>> BEGIN THE RECORDS

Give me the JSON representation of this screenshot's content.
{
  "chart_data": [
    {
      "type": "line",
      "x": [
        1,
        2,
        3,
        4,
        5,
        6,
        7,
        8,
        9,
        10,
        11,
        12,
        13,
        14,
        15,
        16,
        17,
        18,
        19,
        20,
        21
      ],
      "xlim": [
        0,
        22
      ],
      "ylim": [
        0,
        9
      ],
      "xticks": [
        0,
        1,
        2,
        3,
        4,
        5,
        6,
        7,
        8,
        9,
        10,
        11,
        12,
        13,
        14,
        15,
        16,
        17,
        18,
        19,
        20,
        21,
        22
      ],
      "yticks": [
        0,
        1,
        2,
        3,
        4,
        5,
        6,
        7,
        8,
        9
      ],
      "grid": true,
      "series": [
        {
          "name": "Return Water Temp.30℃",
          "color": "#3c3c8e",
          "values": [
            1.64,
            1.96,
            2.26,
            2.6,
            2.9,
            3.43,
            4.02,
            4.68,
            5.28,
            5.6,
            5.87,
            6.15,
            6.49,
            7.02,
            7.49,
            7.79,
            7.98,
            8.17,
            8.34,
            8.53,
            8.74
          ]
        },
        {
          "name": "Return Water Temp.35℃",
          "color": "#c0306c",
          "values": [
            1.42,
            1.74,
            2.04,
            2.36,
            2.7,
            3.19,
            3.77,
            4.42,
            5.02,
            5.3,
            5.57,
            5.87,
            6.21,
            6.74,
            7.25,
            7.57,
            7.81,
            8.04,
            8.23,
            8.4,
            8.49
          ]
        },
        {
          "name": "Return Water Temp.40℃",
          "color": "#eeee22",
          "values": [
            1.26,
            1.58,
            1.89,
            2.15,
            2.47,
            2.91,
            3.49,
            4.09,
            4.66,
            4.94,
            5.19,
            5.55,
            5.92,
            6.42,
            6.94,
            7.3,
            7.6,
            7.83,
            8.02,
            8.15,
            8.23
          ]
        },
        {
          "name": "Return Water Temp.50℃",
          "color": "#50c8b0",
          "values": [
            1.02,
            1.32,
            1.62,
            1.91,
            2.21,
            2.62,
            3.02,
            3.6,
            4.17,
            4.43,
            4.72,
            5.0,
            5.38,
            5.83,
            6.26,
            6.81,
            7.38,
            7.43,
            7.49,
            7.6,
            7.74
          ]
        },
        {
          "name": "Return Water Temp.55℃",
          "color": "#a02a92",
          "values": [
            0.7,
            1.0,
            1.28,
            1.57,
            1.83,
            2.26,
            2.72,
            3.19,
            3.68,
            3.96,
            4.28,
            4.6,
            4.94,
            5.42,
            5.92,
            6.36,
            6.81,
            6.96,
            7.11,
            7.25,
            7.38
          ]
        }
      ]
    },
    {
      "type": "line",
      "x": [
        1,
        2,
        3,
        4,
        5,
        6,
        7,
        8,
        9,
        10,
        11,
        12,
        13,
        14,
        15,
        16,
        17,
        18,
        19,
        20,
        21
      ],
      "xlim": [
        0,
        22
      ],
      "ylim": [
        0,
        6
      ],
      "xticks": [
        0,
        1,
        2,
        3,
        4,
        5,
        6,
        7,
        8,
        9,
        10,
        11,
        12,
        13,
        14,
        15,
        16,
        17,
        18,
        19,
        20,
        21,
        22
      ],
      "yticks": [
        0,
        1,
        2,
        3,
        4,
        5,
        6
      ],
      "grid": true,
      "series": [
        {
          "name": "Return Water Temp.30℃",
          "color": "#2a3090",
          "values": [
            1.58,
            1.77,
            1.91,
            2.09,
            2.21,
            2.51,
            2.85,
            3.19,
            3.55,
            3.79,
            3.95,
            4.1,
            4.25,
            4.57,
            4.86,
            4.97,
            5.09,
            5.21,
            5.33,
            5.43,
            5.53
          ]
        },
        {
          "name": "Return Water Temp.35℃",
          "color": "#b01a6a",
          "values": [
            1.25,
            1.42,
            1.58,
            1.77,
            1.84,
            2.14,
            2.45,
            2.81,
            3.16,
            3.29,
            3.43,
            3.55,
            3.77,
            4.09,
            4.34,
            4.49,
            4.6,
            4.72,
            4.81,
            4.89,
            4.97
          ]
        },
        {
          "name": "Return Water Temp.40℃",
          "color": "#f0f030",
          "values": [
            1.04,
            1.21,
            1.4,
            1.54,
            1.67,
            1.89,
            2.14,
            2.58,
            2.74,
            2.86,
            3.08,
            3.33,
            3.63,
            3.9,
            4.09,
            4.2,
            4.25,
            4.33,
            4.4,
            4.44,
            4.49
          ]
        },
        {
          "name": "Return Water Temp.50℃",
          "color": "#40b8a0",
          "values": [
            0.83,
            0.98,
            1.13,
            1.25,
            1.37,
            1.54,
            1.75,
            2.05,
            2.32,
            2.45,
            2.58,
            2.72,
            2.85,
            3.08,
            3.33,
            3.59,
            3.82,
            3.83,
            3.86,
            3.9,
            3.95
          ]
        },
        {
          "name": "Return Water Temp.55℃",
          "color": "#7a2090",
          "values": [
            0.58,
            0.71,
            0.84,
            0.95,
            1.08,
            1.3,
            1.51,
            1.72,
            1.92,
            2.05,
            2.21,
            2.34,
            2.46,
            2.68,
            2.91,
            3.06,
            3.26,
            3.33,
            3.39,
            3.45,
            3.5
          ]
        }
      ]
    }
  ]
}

>> END THE RECORDS

#### EXERCISE DESCRIPTION:
Count the lines in the records above that contain the word "color", and reply with only that number.

#### EXERCISE OUTPUT:
10